Methods in the class Role
preprocessing drop unneccesary data
split_data splitting data into train, tes
normalization normalize data
linear_regression fitting lnear regression model
polynomial_regression_ridge polynomial regression with regularization
polynomial_regression_lasso polynomial regression with regularization
random_forest apply random forest technique
xg_boosting ensemble learning with xg_boost
gradient_boosting ensemble learning with gradient_boosting
calculate_r2_score calculating r2 score for each model and return if it’s low, medium, high, and very high

Regression Models

I applied several ML models to see which yields better results and finishing with a Regression Model

  1. Linear Regression
  2. Regression + Regularization term (Ridge)
  3. Regression + Regularization term (Lasso)
  4. Random Forest
  5. Bagging
  6. XGBoost
  7. Gradient Boosting

Note: I tested these models with R-Squared

Why R-Squared?

R-squared is a goodness-of-fit measure for linear regression models. This statistic indicates the percentage of the variance in the dependent variable that the independent variables explain collectively. R-squared measures the strength of the relationship between your model and the dependent variable on a convenient 0 – 100% scale.

Conclusion

R-Squared-test-data

  • XGBoost Regression the highest R_squared for test data

  • Linear Regression

> Stored rows:
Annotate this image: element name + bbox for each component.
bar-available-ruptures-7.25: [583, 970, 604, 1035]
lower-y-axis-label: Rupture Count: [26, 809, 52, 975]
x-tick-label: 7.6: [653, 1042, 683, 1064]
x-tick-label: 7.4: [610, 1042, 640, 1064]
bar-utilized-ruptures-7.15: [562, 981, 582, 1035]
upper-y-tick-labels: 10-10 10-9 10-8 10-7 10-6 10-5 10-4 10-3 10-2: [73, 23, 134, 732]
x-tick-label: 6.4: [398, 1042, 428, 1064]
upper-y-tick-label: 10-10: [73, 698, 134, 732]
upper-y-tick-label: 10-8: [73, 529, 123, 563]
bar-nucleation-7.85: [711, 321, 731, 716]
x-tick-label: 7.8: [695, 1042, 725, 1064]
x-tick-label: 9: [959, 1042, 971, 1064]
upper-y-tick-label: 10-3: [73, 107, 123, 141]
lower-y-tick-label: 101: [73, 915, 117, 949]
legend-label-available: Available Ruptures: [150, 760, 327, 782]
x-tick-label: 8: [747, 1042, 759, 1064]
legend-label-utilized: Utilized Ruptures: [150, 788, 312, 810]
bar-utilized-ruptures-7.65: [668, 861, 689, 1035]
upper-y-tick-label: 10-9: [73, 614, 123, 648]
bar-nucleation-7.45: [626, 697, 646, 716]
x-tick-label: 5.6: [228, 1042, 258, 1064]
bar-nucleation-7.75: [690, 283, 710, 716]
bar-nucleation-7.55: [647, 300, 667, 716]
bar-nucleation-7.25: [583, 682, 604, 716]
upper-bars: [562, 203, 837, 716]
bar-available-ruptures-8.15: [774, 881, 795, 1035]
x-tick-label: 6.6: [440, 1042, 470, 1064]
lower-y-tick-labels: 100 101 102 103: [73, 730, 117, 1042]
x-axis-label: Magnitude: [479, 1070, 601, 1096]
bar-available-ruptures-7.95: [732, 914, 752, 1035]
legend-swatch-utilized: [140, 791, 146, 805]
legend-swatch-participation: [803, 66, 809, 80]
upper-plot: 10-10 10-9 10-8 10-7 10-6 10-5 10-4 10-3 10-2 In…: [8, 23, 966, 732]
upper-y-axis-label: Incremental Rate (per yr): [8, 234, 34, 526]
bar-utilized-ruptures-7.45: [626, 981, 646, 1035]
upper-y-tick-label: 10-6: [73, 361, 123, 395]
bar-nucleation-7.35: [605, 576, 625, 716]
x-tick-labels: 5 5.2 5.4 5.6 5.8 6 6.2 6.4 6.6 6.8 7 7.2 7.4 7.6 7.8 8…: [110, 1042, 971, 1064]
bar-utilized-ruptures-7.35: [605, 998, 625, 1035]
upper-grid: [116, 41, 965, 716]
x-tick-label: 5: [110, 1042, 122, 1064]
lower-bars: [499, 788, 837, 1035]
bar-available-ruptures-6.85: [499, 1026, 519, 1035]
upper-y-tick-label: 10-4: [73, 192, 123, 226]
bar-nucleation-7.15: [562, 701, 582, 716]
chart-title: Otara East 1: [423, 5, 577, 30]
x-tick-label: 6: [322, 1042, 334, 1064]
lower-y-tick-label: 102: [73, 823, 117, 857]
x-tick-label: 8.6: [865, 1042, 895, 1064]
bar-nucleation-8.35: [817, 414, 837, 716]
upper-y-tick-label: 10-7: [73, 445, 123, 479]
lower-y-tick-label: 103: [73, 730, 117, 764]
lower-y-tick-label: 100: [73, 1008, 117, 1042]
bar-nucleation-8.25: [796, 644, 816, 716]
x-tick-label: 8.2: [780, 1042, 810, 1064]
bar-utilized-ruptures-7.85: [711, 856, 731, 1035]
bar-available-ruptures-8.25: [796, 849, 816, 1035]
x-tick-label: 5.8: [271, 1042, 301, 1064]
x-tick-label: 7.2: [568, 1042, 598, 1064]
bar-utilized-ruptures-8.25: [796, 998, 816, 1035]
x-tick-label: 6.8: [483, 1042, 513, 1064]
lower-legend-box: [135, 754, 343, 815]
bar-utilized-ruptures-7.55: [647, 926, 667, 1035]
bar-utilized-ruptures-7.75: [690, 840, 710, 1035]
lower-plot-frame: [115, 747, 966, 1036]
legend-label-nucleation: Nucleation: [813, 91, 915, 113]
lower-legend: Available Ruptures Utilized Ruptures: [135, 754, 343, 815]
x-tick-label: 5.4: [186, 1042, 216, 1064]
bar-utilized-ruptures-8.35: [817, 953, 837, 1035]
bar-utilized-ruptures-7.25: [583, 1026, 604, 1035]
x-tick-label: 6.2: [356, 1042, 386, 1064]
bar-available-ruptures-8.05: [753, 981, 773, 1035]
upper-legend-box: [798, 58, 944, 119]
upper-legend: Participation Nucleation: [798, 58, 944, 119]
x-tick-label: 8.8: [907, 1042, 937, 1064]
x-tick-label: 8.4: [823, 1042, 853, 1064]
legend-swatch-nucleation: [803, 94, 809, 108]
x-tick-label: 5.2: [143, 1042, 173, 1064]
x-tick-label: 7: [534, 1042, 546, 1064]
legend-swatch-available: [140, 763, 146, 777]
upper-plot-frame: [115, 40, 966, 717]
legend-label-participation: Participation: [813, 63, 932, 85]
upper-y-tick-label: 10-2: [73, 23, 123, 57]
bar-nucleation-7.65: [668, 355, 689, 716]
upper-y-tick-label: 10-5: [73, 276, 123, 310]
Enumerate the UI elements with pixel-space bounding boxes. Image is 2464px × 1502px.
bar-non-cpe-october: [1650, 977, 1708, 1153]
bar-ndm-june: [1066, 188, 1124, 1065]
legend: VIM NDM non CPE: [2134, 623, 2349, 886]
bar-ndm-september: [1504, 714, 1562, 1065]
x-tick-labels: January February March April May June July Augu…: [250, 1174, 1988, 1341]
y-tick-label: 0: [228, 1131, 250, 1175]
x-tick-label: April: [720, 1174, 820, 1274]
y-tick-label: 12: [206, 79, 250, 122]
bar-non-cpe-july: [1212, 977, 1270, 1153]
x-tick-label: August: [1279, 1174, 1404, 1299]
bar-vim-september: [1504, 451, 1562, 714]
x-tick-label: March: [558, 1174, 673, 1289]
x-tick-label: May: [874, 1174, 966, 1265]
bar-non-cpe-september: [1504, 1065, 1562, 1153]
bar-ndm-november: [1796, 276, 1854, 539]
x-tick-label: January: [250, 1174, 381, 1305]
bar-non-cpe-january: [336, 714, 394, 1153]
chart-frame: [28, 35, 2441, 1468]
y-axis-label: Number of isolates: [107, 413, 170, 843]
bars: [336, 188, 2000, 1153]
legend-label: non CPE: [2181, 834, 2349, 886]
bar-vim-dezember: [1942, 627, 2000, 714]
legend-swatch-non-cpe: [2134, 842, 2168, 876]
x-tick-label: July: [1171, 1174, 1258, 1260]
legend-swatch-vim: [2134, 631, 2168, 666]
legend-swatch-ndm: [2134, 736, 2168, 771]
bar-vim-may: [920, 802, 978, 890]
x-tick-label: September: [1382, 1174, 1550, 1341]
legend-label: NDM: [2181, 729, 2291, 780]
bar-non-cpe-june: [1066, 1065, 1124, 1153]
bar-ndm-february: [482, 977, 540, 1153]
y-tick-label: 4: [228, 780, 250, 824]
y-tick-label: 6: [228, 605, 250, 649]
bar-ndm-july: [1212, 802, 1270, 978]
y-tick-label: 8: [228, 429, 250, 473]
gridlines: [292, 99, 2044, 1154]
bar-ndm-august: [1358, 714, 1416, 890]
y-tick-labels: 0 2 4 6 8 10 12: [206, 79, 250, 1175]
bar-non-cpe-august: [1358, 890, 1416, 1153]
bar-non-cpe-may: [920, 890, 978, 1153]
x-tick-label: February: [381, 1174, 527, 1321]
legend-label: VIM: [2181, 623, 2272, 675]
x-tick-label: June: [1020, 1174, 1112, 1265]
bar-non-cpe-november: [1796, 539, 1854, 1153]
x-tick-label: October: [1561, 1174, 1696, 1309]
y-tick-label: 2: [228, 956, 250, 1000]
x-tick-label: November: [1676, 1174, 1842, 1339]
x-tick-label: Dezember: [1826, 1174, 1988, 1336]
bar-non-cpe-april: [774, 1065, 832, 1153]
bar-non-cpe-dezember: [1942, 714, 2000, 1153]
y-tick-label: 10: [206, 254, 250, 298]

> Objectives:
**1.** From the numbered list in the regression models write-up, give every model that was applied.
**2.** Put this sentence from the regression models write-up into Spanish: "R-squared is a goodness-of-fit measure for linear regression models."
**3.** Write out the stretch of the regression models write-up from "4. Random Forest" through "0 – 100% scale.", word for word.
The listing has nothing to do with what comes next.

> The responses:
**1.**
1. Linear Regression
2. Regression + Regularization term (Ridge)
3. Regression + Regularization term (Lasso)
4. Random Forest
5. Bagging
6. XGBoost
7. Gradient Boosting

**2.** El R cuadrado es una medida de bondad de ajuste para los modelos de regresión lineal.

**3.**
4. Random Forest
  5. Bagging
  6. XGBoost
  7. Gradient Boosting

Note: I tested these models with R-Squared

Why R-Squared?

R-squared is a goodness-of-fit measure for linear regression models. This statistic indicates the percentage of the variance in the dependent variable that the independent variables explain collectively. R-squared measures the strength of the relationship between your model and the dependent variable on a convenient 0 – 100% scale.